**Your task**
Find each line holding the word "subject" and give the total alone.

**Extracted data**
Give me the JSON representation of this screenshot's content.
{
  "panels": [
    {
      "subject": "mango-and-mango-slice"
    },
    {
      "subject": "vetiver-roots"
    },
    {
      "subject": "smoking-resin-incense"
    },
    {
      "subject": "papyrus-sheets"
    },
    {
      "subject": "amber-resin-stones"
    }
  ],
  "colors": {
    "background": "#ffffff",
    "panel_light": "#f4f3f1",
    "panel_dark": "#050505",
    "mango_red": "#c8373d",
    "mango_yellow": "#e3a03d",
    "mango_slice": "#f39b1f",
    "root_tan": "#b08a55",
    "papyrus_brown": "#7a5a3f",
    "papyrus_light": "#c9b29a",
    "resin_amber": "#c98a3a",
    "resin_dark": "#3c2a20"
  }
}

**Written solution**
5